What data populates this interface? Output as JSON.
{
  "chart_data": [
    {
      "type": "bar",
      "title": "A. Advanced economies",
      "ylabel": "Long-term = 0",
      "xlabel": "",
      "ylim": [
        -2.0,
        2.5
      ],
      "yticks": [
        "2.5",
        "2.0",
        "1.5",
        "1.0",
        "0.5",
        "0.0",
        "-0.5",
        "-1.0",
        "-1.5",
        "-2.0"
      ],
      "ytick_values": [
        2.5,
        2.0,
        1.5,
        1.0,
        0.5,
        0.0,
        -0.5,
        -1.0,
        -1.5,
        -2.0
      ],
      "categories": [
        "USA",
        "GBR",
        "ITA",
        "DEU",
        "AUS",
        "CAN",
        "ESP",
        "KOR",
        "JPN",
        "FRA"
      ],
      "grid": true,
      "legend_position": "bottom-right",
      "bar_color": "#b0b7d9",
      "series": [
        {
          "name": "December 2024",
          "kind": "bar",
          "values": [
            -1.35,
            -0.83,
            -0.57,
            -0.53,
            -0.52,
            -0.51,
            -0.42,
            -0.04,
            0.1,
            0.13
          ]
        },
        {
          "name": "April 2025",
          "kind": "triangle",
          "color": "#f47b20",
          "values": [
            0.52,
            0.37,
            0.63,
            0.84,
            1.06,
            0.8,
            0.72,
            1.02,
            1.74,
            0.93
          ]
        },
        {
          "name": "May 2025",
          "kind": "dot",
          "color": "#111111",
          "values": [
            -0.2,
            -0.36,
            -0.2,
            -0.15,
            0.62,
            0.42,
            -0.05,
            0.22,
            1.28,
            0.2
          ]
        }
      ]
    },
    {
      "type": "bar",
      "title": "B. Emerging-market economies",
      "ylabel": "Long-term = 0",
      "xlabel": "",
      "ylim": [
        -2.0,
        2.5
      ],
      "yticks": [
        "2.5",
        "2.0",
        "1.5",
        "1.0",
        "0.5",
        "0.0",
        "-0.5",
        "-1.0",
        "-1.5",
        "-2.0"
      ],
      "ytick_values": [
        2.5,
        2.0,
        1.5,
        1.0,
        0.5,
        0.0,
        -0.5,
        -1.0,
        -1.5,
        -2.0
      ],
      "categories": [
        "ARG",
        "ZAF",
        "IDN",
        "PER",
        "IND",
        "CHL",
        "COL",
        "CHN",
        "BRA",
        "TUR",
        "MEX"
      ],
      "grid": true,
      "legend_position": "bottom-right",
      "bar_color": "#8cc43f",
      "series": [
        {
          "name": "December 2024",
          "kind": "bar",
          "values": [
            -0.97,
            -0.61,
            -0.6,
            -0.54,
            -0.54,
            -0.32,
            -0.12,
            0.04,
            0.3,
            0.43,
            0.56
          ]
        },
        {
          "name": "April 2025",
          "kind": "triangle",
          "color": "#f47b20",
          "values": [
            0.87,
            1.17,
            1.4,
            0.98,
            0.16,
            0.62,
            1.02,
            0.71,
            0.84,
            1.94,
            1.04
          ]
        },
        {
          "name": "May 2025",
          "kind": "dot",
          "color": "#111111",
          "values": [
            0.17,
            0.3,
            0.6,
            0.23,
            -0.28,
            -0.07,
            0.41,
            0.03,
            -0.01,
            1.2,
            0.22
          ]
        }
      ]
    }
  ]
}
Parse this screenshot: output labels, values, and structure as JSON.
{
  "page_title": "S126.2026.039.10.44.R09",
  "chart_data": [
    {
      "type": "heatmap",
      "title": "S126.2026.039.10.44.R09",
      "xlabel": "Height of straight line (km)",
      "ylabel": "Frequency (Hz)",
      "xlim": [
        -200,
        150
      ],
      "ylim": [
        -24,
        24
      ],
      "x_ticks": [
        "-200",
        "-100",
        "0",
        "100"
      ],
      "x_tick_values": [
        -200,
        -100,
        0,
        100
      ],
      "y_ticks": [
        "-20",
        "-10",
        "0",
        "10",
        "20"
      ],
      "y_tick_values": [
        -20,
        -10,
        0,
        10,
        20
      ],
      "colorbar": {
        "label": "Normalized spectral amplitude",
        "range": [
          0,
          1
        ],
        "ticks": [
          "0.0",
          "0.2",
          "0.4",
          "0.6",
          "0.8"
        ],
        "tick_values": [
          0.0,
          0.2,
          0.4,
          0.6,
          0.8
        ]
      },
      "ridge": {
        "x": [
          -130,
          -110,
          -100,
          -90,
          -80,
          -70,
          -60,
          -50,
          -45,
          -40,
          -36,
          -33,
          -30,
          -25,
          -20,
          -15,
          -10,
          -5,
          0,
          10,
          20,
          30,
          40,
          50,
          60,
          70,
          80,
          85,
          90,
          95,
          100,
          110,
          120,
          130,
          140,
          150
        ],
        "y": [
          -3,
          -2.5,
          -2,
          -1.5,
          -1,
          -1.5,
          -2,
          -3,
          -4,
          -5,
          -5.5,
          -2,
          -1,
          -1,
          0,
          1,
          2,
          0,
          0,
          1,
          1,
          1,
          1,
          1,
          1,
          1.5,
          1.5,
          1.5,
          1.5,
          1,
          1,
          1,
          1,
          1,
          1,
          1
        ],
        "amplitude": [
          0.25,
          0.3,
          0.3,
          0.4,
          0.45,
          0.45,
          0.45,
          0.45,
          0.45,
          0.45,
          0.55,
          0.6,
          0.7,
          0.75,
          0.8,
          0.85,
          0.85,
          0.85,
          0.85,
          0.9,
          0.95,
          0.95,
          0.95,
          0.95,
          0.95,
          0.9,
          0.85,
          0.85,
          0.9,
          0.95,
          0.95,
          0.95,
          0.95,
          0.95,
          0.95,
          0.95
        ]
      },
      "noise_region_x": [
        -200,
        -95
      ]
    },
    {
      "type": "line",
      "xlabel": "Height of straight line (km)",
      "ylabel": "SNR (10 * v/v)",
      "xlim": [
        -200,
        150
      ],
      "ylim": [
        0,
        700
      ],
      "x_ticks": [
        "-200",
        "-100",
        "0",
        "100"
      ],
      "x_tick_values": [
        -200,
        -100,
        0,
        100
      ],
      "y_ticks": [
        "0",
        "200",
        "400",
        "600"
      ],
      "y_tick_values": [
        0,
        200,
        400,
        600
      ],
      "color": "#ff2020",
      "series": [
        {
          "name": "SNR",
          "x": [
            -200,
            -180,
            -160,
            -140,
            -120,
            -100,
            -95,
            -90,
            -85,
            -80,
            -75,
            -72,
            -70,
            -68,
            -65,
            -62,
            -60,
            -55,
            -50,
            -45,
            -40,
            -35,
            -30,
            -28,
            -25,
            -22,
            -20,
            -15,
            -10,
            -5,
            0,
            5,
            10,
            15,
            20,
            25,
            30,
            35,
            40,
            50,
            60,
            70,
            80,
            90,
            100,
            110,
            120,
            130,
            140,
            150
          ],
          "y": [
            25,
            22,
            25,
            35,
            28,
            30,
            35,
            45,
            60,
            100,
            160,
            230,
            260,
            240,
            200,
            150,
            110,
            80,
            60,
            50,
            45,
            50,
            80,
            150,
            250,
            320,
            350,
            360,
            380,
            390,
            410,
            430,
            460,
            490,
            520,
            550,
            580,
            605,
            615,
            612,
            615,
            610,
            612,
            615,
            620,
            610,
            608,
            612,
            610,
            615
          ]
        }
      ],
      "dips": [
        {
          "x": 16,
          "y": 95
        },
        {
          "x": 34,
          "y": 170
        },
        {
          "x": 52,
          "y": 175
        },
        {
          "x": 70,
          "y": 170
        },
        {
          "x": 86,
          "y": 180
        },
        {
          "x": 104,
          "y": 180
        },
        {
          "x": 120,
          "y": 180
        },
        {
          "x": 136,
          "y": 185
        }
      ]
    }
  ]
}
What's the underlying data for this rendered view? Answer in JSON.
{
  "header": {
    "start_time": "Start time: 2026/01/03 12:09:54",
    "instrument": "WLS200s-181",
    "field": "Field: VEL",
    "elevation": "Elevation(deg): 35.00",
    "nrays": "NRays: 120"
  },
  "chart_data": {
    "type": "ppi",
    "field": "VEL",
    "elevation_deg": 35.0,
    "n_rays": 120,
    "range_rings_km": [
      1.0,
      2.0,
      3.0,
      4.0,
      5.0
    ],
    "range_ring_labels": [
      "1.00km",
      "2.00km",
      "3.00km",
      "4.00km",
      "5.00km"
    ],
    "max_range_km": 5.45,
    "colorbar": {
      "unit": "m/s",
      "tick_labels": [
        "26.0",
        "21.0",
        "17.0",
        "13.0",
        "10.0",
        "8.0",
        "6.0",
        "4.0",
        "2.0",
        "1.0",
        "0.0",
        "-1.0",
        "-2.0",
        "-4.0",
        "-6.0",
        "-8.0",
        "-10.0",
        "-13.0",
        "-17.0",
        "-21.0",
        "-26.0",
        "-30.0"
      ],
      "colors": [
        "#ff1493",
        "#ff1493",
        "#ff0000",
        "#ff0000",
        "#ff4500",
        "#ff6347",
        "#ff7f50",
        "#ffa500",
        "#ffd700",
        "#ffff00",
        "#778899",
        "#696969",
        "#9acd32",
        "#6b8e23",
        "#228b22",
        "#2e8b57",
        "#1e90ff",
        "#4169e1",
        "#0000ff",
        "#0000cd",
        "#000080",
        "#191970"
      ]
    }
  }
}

.....

### SHORT TASK
Only lines with the word "JSON" are wanted, so copy each one from the records.

### TASK SOLUTION
What data populates this interface? Output as JSON.
Parse this screenshot: output labels, values, and structure as JSON.
What's the underlying data for this rendered view? Answer in JSON.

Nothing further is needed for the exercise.